### Problem description
Each line that holds the word "data" should be returned.
--- Start Stored records ---
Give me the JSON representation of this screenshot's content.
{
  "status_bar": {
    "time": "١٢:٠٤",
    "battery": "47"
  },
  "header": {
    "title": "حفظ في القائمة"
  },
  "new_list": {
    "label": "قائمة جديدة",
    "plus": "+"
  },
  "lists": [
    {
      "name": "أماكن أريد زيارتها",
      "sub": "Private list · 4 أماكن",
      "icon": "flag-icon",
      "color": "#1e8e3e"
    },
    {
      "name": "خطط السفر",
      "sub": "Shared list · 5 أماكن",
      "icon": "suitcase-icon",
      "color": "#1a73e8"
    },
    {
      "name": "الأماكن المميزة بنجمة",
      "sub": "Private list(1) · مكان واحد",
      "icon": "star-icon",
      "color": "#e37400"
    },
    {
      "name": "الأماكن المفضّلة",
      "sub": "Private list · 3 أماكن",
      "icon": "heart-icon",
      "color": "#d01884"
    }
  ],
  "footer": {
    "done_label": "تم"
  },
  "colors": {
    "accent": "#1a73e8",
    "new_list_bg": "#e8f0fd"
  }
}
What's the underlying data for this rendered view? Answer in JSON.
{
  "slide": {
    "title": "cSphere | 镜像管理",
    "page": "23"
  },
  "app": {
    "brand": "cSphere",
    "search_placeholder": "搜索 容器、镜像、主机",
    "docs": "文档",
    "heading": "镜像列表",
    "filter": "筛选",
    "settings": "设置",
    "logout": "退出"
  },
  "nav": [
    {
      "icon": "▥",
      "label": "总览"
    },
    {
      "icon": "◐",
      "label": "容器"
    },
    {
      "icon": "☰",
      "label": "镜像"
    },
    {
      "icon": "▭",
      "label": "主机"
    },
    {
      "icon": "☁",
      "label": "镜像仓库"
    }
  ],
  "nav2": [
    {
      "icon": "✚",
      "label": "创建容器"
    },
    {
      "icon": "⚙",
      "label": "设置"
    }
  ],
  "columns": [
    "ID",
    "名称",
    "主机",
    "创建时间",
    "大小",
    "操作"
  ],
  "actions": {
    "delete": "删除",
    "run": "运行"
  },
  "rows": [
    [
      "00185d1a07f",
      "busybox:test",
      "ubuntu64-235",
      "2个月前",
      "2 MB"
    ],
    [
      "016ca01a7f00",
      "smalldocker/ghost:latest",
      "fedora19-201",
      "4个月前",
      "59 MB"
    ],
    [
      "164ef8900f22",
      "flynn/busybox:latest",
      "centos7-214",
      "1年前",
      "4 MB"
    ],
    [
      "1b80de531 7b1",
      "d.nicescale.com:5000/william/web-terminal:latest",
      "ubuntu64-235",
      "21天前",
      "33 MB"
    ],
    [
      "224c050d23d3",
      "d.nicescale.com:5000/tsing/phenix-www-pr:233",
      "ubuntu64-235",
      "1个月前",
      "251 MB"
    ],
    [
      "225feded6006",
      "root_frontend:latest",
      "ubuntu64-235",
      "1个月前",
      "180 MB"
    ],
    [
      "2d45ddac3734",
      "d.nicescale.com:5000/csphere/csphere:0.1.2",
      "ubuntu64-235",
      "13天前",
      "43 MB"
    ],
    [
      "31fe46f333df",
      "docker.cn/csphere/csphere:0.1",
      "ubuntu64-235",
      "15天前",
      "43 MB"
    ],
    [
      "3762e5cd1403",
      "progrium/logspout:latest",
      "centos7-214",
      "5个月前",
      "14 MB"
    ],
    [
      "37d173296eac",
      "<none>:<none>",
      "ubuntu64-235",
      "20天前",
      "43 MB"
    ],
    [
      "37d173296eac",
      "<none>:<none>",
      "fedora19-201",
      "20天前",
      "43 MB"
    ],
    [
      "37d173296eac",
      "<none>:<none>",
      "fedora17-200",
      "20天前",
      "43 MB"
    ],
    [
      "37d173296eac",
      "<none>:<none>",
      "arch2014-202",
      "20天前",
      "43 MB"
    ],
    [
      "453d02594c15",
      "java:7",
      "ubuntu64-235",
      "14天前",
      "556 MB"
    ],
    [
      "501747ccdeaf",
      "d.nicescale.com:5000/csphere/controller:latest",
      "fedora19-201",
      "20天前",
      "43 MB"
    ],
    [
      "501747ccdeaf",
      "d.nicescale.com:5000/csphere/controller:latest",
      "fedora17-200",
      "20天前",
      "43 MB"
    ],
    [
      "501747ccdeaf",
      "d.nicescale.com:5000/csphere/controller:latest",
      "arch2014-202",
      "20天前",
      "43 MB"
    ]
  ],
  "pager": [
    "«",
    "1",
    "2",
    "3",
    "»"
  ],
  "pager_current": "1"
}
--- End Stored records ---
--- Start Stored records ---
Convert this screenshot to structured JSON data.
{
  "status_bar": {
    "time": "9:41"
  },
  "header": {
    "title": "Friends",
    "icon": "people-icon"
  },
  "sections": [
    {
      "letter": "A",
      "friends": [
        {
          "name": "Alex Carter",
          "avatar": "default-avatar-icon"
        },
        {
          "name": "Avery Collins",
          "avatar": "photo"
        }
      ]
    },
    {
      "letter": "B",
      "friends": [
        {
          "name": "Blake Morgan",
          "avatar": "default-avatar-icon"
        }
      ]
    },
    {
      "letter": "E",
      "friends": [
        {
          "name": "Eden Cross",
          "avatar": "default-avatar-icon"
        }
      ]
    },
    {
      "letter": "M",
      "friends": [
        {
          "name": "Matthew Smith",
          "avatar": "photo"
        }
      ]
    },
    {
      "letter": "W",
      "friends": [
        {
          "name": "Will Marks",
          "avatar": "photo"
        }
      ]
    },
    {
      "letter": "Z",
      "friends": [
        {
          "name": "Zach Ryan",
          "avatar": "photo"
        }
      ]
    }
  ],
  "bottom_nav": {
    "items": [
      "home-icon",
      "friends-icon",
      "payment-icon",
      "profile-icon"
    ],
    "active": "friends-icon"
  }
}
--- End Stored records ---
--- Start Stored records ---
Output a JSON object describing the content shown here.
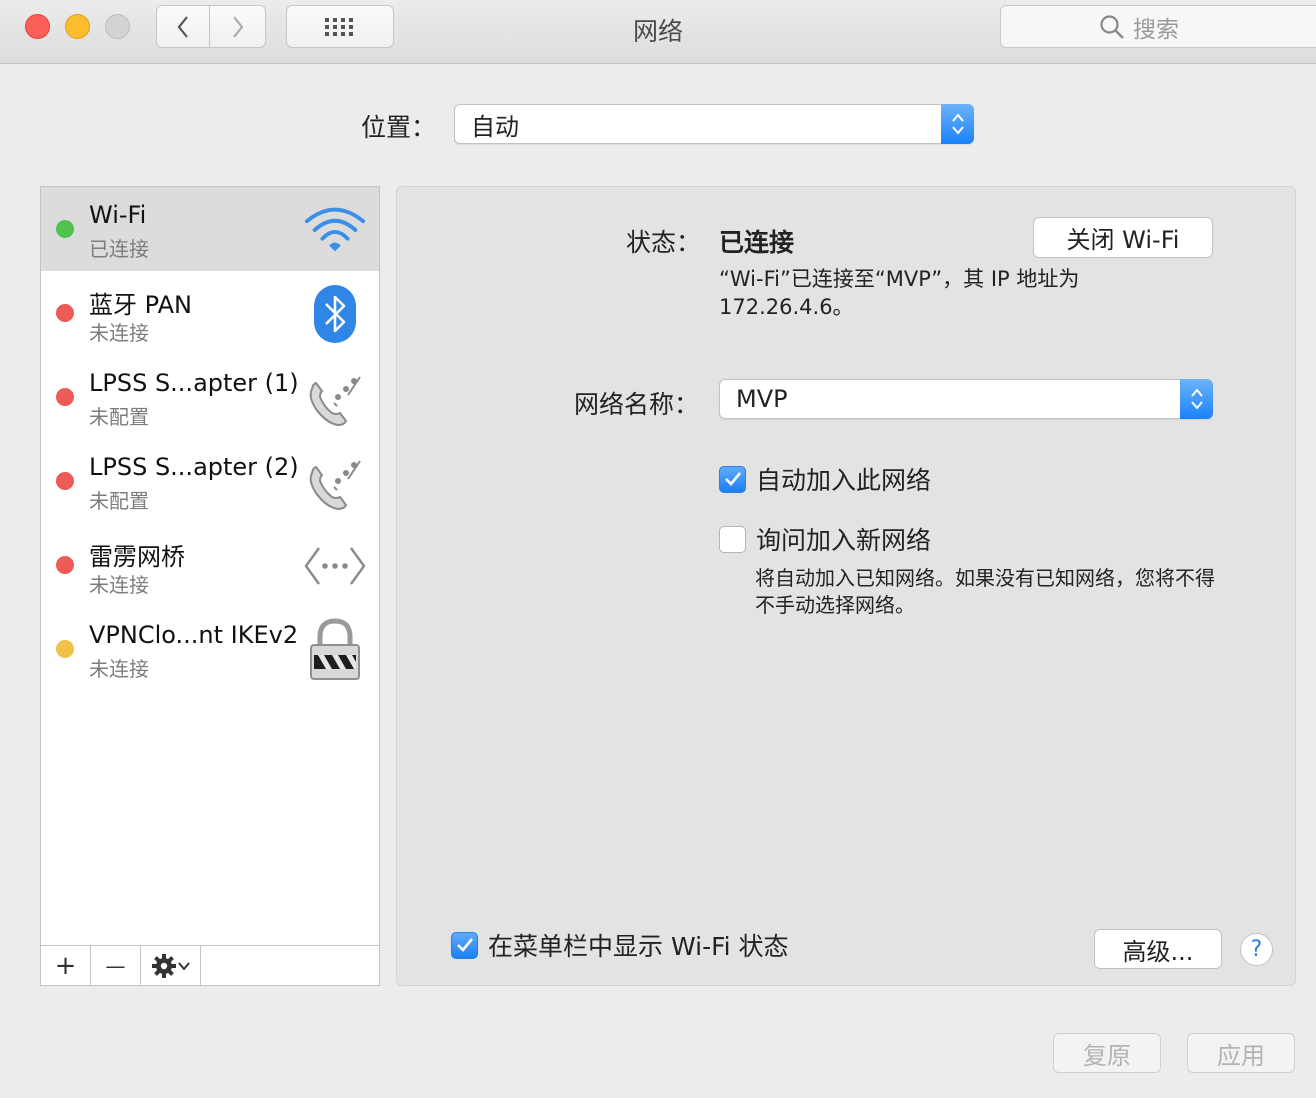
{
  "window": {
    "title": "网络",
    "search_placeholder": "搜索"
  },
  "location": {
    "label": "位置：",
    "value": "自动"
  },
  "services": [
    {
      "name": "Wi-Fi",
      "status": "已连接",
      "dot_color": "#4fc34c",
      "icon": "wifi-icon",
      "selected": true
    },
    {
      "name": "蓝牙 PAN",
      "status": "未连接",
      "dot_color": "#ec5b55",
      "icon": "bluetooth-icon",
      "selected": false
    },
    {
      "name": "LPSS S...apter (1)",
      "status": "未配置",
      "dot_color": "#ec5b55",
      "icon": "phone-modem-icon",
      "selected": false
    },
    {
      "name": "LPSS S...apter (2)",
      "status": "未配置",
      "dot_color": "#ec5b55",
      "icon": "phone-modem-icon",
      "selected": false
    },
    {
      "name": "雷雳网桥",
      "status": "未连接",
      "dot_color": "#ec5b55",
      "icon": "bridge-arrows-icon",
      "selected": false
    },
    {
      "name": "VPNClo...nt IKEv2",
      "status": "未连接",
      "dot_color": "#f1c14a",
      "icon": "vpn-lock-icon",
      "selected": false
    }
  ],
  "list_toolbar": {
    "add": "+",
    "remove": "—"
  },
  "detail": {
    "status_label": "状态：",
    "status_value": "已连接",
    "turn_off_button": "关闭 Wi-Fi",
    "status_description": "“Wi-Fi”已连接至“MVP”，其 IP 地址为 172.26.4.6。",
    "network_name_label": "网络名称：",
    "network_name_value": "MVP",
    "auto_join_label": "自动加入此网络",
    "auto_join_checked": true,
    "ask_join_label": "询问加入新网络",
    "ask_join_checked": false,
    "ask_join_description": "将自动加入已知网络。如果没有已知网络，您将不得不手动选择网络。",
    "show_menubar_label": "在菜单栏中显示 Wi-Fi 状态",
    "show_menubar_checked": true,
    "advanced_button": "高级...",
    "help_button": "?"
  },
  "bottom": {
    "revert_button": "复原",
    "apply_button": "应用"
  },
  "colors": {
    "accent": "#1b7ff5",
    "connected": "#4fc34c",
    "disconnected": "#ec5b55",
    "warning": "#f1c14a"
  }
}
--- End Stored records ---
### Result below
What's the underlying data for this rendered view? Answer in JSON.
Convert this screenshot to structured JSON data.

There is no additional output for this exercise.